**Problem statement:** Filter the data for lines with the word "rainfall", then copy every line so identified.

------------------------------------

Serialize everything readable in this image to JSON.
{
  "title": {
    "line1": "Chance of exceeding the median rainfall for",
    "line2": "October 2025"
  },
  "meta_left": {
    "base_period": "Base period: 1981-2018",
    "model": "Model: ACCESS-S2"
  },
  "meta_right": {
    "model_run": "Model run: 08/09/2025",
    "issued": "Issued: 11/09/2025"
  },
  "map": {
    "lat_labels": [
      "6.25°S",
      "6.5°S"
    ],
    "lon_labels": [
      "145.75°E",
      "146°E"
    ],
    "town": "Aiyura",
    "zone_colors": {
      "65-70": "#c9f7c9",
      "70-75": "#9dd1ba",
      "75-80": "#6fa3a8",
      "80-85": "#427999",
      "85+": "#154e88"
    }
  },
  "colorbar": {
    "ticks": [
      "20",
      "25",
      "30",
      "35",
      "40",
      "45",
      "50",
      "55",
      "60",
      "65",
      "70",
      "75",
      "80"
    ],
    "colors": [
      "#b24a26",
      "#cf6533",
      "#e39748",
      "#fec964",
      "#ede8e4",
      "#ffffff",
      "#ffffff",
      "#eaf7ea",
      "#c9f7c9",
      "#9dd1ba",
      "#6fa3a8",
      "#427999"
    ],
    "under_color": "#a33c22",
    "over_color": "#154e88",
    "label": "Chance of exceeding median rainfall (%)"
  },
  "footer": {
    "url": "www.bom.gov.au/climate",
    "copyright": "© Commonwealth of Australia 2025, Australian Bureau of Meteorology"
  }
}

------------------------------------

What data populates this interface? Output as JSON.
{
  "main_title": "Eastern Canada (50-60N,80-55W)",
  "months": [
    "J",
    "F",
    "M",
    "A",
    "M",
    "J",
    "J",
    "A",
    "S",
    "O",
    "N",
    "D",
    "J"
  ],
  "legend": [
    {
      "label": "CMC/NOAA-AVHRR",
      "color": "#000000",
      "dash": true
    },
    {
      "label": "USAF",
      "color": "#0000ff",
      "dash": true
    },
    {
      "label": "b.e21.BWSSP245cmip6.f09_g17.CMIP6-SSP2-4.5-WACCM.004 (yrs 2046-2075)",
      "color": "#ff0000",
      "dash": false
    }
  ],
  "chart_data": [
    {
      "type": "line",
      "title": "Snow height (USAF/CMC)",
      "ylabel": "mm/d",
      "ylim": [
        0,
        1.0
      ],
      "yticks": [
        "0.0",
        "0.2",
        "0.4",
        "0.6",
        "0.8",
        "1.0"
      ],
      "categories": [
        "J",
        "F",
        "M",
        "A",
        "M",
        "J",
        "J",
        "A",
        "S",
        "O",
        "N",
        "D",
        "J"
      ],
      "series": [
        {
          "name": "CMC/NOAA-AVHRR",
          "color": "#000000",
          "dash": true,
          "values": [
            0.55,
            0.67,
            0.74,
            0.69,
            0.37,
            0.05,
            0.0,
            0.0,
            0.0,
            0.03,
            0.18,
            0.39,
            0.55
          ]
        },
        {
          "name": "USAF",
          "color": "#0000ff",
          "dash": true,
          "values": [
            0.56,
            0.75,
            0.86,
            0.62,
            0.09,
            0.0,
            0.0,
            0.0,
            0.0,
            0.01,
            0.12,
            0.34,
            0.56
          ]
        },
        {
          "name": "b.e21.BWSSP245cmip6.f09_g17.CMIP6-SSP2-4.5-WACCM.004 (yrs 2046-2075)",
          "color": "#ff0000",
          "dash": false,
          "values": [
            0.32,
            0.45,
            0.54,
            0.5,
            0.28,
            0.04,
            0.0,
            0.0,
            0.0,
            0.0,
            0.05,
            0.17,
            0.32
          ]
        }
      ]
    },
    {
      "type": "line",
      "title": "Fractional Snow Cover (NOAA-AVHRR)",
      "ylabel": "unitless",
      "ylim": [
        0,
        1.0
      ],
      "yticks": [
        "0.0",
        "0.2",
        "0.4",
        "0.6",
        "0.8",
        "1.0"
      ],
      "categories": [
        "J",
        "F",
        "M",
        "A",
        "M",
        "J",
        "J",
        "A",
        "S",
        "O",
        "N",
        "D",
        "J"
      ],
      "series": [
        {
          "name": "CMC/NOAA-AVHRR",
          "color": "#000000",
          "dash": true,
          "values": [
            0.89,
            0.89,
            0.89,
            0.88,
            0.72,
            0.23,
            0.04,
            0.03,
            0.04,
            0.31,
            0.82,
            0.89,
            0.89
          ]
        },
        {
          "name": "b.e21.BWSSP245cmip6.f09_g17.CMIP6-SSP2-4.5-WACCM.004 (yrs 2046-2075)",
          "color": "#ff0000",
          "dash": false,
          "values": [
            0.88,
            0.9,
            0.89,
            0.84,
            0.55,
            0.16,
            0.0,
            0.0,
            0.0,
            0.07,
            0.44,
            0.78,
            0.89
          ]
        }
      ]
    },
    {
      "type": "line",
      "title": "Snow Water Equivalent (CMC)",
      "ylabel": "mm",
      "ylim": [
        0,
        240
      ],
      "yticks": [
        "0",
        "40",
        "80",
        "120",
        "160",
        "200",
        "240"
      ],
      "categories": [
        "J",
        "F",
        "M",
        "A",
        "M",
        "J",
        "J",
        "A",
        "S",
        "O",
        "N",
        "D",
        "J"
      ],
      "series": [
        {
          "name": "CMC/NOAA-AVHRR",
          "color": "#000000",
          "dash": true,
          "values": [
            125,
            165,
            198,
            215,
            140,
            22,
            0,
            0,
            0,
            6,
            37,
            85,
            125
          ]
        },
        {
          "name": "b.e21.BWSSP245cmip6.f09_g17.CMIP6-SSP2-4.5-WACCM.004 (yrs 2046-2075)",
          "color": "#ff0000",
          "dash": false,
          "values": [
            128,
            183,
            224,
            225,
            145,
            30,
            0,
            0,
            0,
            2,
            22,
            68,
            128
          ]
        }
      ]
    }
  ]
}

------------------------------------

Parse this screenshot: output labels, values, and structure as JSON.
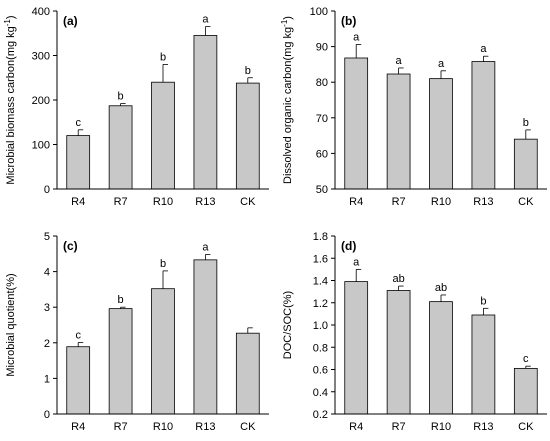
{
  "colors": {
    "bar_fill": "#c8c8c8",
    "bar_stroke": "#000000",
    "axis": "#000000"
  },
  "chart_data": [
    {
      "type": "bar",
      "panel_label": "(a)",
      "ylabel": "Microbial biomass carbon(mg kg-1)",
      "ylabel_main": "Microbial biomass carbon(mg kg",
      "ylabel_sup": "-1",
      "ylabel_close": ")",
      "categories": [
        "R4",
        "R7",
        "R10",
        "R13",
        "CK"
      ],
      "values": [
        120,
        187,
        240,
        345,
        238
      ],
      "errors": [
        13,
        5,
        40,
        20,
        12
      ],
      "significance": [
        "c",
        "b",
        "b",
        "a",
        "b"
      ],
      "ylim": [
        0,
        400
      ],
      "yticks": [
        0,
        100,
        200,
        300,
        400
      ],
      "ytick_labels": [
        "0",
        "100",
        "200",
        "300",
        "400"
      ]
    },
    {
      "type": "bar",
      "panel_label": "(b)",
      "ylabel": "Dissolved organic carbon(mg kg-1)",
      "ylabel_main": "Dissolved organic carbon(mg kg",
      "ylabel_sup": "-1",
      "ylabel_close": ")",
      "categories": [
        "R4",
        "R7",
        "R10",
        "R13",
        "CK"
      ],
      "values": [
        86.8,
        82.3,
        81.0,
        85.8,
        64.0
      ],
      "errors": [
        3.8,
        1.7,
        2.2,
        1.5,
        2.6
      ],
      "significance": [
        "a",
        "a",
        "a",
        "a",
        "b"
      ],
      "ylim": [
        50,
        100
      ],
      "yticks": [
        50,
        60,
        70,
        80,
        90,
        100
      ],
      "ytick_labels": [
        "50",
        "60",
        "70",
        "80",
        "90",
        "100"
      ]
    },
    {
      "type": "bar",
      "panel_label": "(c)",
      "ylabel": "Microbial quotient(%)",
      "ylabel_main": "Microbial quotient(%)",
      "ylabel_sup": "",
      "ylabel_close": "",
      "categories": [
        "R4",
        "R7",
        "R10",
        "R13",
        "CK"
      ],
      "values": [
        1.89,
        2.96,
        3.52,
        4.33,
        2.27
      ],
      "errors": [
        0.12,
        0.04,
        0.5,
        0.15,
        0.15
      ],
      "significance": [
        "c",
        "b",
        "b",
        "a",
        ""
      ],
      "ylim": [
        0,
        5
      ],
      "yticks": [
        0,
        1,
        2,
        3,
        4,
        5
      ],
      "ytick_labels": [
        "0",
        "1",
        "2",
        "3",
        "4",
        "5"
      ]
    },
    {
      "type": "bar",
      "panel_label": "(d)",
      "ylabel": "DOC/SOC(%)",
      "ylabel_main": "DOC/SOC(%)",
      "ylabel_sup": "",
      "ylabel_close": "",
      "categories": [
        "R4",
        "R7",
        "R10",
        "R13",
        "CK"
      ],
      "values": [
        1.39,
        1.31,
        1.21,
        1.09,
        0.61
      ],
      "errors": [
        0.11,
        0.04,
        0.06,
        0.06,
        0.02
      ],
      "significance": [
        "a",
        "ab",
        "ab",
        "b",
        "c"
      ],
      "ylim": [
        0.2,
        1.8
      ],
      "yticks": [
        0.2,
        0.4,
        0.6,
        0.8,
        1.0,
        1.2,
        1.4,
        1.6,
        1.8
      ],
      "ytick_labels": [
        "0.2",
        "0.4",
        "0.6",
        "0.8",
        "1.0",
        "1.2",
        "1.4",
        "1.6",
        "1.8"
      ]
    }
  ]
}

------------------------------------

**Solution:**
    "line1": "Chance of exceeding the median rainfall for",
    "label": "Chance of exceeding median rainfall (%)"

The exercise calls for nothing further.